Requirement: Give back the entire listing verbatim.

Stored records:

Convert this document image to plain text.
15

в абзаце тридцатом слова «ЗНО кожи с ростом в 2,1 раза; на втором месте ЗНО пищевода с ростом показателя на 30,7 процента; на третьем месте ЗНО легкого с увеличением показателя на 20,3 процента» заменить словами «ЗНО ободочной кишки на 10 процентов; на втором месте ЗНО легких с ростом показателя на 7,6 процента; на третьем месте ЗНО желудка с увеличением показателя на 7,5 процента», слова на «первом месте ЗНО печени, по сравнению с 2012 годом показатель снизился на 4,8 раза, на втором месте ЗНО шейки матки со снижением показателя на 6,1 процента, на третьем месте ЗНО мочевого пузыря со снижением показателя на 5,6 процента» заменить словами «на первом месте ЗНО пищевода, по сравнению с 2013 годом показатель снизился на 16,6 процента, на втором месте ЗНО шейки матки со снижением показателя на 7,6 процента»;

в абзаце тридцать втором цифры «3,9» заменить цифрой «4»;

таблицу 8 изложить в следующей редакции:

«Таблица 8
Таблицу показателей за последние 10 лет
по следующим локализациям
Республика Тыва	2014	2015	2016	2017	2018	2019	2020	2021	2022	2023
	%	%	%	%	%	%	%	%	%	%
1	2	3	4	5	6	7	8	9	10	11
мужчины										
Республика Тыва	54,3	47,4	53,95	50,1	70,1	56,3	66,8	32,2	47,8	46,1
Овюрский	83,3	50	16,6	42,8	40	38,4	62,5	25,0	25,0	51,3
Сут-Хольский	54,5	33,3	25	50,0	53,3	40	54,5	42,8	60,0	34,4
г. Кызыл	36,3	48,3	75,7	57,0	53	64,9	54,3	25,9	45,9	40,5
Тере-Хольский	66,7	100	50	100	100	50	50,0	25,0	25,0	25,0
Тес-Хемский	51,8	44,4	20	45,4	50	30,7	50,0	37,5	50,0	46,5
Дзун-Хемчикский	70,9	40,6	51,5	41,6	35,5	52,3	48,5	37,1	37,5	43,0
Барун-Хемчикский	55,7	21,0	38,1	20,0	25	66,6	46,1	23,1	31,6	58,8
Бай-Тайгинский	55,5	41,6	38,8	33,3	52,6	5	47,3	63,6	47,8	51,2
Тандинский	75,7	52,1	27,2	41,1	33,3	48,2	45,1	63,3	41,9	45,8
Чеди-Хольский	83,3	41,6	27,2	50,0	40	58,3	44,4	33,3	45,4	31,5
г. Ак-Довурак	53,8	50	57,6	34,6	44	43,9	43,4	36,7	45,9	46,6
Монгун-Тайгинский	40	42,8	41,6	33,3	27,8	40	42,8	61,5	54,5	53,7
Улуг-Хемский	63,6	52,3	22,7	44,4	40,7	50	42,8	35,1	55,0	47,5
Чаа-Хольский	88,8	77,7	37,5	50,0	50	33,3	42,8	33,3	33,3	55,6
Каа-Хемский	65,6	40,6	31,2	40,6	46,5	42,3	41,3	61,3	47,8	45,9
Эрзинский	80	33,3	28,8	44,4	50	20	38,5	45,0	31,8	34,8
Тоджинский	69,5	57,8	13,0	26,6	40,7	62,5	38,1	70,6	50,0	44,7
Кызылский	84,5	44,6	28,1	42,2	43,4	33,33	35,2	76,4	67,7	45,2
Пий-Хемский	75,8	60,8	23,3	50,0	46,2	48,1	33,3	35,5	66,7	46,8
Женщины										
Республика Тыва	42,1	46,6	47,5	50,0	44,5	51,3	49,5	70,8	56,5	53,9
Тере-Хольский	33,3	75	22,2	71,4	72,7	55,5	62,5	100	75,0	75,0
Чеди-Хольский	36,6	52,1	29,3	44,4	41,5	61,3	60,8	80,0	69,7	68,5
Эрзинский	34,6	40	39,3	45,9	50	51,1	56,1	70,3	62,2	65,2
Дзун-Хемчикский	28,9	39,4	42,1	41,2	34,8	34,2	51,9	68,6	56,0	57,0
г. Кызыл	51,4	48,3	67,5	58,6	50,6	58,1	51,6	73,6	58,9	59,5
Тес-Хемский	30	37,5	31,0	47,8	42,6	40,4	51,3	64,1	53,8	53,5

The answer:
Convert this document image to plain text.
15

в абзаце тридцатом слова «ЗНО кожи с ростом в 2,1 раза; на втором месте ЗНО пищевода с ростом показателя на 30,7 процента; на третьем месте ЗНО легкого с увеличением показателя на 20,3 процента» заменить словами «ЗНО ободочной кишки на 10 процентов; на втором месте ЗНО легких с ростом показателя на 7,6 процента; на третьем месте ЗНО желудка с увеличением показателя на 7,5 процента», слова на «первом месте ЗНО печени, по сравнению с 2012 годом показатель снизился на 4,8 раза, на втором месте ЗНО шейки матки со снижением показателя на 6,1 процента, на третьем месте ЗНО мочевого пузыря со снижением показателя на 5,6 процента» заменить словами «на первом месте ЗНО пищевода, по сравнению с 2013 годом показатель снизился на 16,6 процента, на втором месте ЗНО шейки матки со снижением показателя на 7,6 процента»;

в абзаце тридцать втором цифры «3,9» заменить цифрой «4»;

таблицу 8 изложить в следующей редакции:

«Таблица 8
Таблицу показателей за последние 10 лет
по следующим локализациям
Республика Тыва	2014	2015	2016	2017	2018	2019	2020	2021	2022	2023
	%	%	%	%	%	%	%	%	%	%
1	2	3	4	5	6	7	8	9	10	11
мужчины										
Республика Тыва	54,3	47,4	53,95	50,1	70,1	56,3	66,8	32,2	47,8	46,1
Овюрский	83,3	50	16,6	42,8	40	38,4	62,5	25,0	25,0	51,3
Сут-Хольский	54,5	33,3	25	50,0	53,3	40	54,5	42,8	60,0	34,4
г. Кызыл	36,3	48,3	75,7	57,0	53	64,9	54,3	25,9	45,9	40,5
Тере-Хольский	66,7	100	50	100	100	50	50,0	25,0	25,0	25,0
Тес-Хемский	51,8	44,4	20	45,4	50	30,7	50,0	37,5	50,0	46,5
Дзун-Хемчикский	70,9	40,6	51,5	41,6	35,5	52,3	48,5	37,1	37,5	43,0
Барун-Хемчикский	55,7	21,0	38,1	20,0	25	66,6	46,1	23,1	31,6	58,8
Бай-Тайгинский	55,5	41,6	38,8	33,3	52,6	5	47,3	63,6	47,8	51,2
Тандинский	75,7	52,1	27,2	41,1	33,3	48,2	45,1	63,3	41,9	45,8
Чеди-Хольский	83,3	41,6	27,2	50,0	40	58,3	44,4	33,3	45,4	31,5
г. Ак-Довурак	53,8	50	57,6	34,6	44	43,9	43,4	36,7	45,9	46,6
Монгун-Тайгинский	40	42,8	41,6	33,3	27,8	40	42,8	61,5	54,5	53,7
Улуг-Хемский	63,6	52,3	22,7	44,4	40,7	50	42,8	35,1	55,0	47,5
Чаа-Хольский	88,8	77,7	37,5	50,0	50	33,3	42,8	33,3	33,3	55,6
Каа-Хемский	65,6	40,6	31,2	40,6	46,5	42,3	41,3	61,3	47,8	45,9
Эрзинский	80	33,3	28,8	44,4	50	20	38,5	45,0	31,8	34,8
Тоджинский	69,5	57,8	13,0	26,6	40,7	62,5	38,1	70,6	50,0	44,7
Кызылский	84,5	44,6	28,1	42,2	43,4	33,33	35,2	76,4	67,7	45,2
Пий-Хемский	75,8	60,8	23,3	50,0	46,2	48,1	33,3	35,5	66,7	46,8
Женщины										
Республика Тыва	42,1	46,6	47,5	50,0	44,5	51,3	49,5	70,8	56,5	53,9
Тере-Хольский	33,3	75	22,2	71,4	72,7	55,5	62,5	100	75,0	75,0
Чеди-Хольский	36,6	52,1	29,3	44,4	41,5	61,3	60,8	80,0	69,7	68,5
Эрзинский	34,6	40	39,3	45,9	50	51,1	56,1	70,3	62,2	65,2
Дзун-Хемчикский	28,9	39,4	42,1	41,2	34,8	34,2	51,9	68,6	56,0	57,0
г. Кызыл	51,4	48,3	67,5	58,6	50,6	58,1	51,6	73,6	58,9	59,5
Тес-Хемский	30	37,5	31,0	47,8	42,6	40,4	51,3	64,1	53,8	53,5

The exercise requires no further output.